SCOTTISH SALMON COMPANY FISH FARM PROPOSAL AT NORTH SANNOX:
SCOPING 19/00182/EIA AND OTHER ISSUES IN THE CLYDE
I consider this proposed development as totally unsuitable for North Arran, and indeed the Clyde. This is a particularly important area of Arran, from archaeology, with old Clachans, geology with the coastline, both significant for studies. But much further than that, this is factory intensive farming at its worst without any pollution safeguards on a pristine coast famed for sea mammals, including dolphins and otters, and basking sharks.
North Arran National Scenic Area is an important habitat for birds. (Check page 27 of Arran Bird Report). The land is part of Arran Moor Special Protection Area with breeding Hen Harrier, Golden Eagle, Peregrine and Red-throated Diver. Further, see Arran Bird Atlas 2007-2012: Shore breeding birds include Common Sandpiper, Ringed Plover, Oystercatcher, Black Guillemot. Off shore this is important feeding area for Gannet, Guillemot, Razorbill, Puffin, Red-throated Diver, plus Black-throated and Great Northern Diver and Manx Shearwater in passage plus wintering sea ducks and grebes including Great Crested and Slavonian.
North Arran with cliffs and seascapes is important to tourism for Arran. It seems to many of Arran’s residents that the time has come for salmon farms to be located in closed containment, on land with adequate pollution control. How can the 2000 tonnes of waste per year be emptied from these 20 cages into pristine waters without thought of any control? This equates to a town of 14,000 inhabitants, over 2 and a half times the size of Arran’s resident population. Already the emissions from the 16 salmon farms in the Clyde are heavily impacting the inshore ecosystems in Loch Fyne, around Bute, Loch Striven and indeed Lamlash Bay. Short term profit over the long term health of our marine environment ecosystems has no added value to Arran or the Clyde and this after Scottish Water has spent millions in the villages of Arran to reduce sewage pollution and to come within the Water Framework Directive guidelines.

Problem requirements: Can you continue the objection to the North Sannox salmon farm proposal from the point where it stops? The rows that follow are not needed for anything here.

Element and region data:
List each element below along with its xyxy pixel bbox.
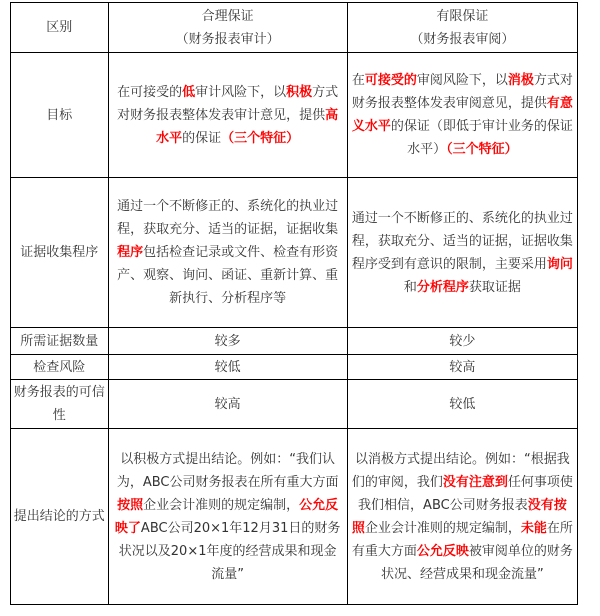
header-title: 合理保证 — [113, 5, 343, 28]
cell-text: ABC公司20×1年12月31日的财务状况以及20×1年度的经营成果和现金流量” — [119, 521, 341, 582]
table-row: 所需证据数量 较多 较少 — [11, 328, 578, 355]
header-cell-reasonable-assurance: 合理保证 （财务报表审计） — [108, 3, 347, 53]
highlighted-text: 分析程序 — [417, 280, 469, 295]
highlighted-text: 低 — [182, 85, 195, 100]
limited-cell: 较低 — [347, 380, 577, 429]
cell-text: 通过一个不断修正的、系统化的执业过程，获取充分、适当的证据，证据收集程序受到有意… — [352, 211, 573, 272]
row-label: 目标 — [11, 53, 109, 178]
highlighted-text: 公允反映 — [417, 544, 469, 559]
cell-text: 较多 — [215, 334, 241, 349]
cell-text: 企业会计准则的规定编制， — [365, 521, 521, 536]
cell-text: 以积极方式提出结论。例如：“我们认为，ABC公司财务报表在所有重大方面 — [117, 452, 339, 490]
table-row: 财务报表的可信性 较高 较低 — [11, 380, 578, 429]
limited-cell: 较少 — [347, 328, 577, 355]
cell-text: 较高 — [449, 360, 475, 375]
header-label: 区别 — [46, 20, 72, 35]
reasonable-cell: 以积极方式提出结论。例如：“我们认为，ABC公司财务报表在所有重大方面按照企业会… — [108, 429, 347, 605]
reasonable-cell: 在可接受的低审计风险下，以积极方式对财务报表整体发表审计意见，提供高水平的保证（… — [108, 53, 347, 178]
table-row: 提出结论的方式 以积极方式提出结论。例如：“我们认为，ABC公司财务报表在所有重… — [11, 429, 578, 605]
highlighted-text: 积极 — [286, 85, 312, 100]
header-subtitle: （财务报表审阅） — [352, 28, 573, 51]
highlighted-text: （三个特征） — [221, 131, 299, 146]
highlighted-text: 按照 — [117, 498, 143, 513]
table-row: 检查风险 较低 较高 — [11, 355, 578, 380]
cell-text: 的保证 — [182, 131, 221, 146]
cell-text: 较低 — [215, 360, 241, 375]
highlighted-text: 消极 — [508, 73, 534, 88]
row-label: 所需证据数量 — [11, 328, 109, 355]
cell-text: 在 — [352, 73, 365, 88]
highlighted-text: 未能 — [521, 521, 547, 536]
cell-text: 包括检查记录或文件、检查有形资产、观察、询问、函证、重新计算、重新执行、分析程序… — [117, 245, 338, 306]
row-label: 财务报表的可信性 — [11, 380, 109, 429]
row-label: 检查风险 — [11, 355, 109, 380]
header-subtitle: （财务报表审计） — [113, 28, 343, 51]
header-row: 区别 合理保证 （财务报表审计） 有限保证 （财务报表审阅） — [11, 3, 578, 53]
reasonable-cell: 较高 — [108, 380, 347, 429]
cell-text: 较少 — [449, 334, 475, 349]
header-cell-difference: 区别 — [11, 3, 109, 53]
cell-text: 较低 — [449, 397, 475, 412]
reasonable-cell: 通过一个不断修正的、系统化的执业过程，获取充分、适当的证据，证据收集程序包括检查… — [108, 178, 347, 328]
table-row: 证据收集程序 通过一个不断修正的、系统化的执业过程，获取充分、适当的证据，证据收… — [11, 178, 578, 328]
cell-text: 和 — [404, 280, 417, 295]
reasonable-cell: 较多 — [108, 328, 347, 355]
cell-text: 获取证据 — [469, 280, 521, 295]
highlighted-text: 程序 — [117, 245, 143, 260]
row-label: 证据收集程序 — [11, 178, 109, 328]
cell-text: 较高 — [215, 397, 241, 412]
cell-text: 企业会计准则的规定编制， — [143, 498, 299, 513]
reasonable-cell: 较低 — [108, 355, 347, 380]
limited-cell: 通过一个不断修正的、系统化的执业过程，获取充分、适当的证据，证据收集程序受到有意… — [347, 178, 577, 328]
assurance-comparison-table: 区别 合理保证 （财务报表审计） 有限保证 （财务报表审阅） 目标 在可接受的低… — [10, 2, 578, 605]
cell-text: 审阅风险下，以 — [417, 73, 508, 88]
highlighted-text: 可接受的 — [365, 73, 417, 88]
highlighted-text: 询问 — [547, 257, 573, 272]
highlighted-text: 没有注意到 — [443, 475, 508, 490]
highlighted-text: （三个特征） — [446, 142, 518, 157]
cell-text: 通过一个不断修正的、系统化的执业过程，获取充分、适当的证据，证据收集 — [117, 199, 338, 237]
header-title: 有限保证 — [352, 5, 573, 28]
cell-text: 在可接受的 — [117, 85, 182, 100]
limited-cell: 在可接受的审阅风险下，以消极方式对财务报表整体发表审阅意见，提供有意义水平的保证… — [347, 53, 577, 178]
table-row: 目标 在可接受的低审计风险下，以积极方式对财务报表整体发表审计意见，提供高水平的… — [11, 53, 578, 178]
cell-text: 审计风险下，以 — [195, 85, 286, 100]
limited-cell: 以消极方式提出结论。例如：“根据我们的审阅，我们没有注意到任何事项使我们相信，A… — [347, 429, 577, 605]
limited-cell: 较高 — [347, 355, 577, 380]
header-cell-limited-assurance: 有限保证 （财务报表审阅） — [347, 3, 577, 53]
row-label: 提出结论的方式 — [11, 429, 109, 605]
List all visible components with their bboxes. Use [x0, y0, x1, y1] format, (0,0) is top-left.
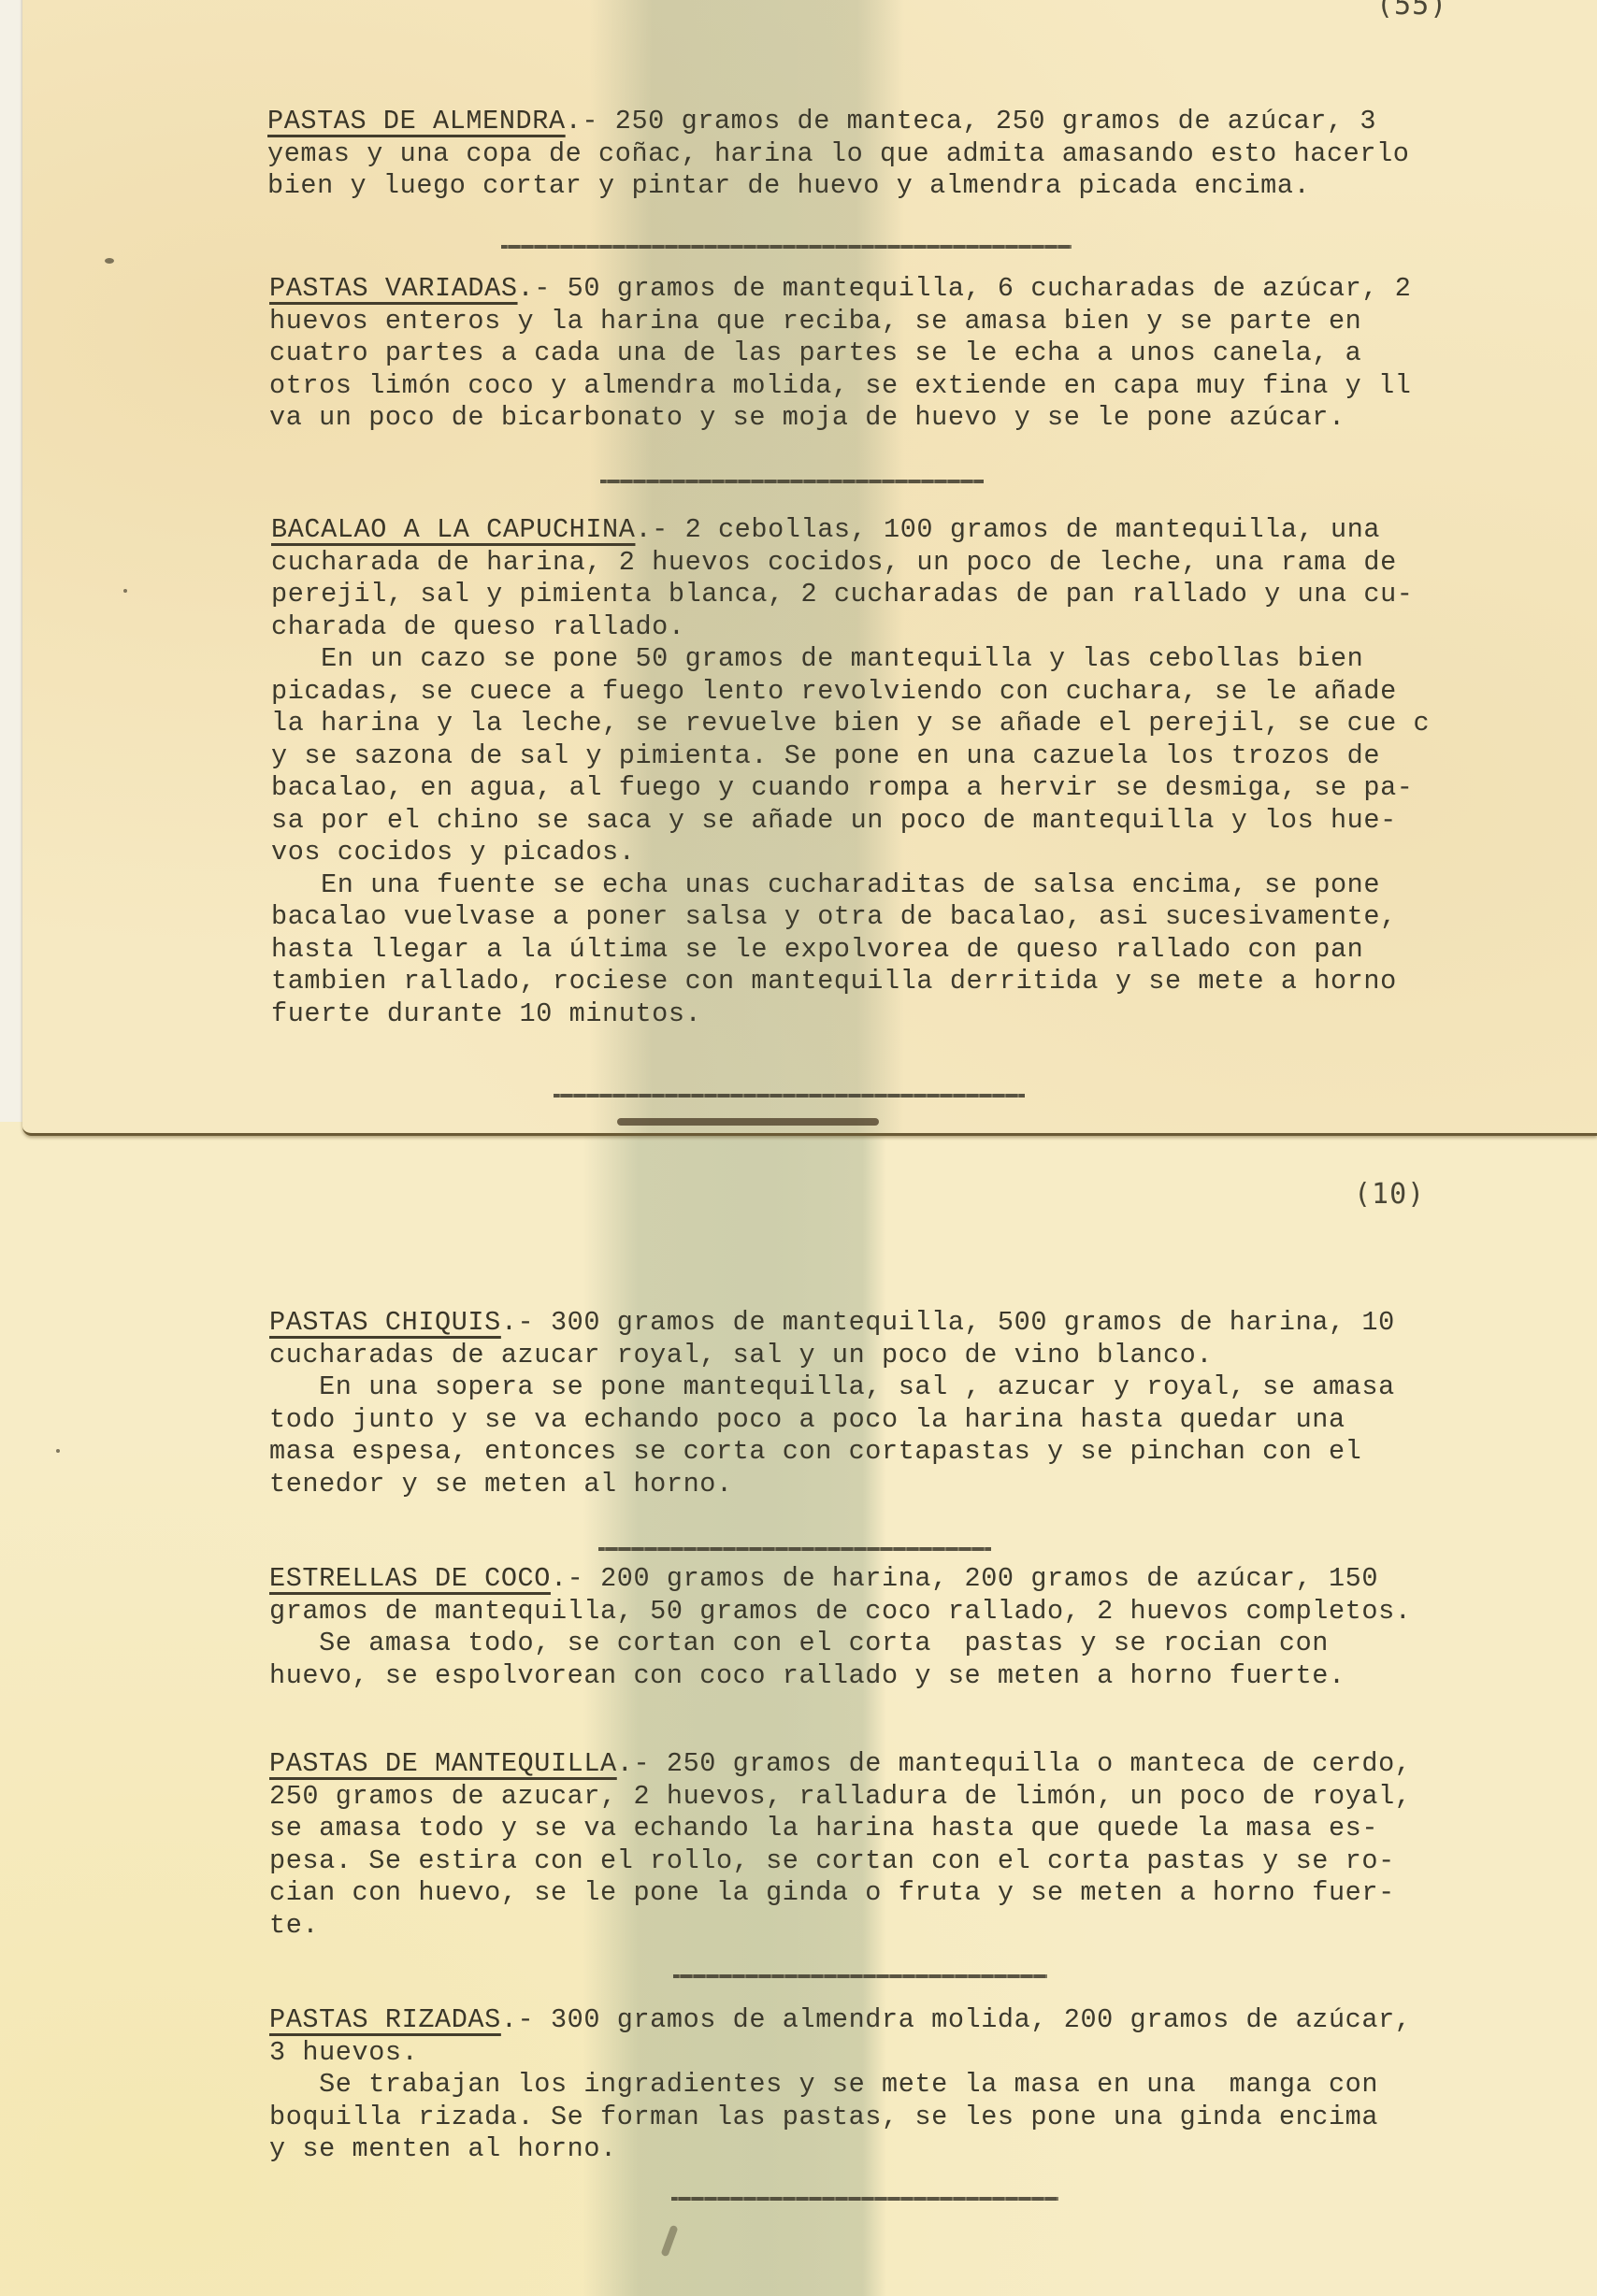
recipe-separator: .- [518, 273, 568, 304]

Answer to the task:
Reading the scoping for EIA (Environmental Impact Assessment) paper, it is deficient in many aspects and yet conveniently recommends that key topics be “scoped-out”, in other words left out of further study as unimportant. If adopted, this scoping out will result in completely dismissing many aspects of the marine environment, from visual aspects, value of the green economy, structure under the water, impact of noise and light on marine mammals, otters and seals. Further, the drop down video surveys were carried out between late October, and early November, very briefly and are unsatisfactory in their analysis.
What is really important is looking at potential cumulative impacts. Already in the Clyde, there are 16 operational farms. I attach analysis of the salmon aquaculture in the Clyde for 4 years, 2015-2018. Most of these farms are Scottish Salmon Company (SSC) with Mowi (formerly Marine Harvest) having two, in North and South Carradale in Kilbrannan Sound and hoping for another big one further north in the Sound. All these are under Argyll and Bute Local Authority. Scottish Salmon Company’s farm in Lamlash Bay is under North Ayrshire Council, and had a total of morts (dead fish in the cages) in just one year, 2018, of 44 tonnes with 446 grams of emamectin used. SCC husbandry on their 14 farms in the Clyde has also been poor. Outbreaks of heavy infestations of sealice, great use of hydrogen peroxide are all under scrutiny. A total of 16 farms all producing emissions. Below are the totals for each of the last 4 years. One tonne equals 1000kilogrammes:
Total emissions as follows; the amounts are taken from analyses of data on Scottish Government website.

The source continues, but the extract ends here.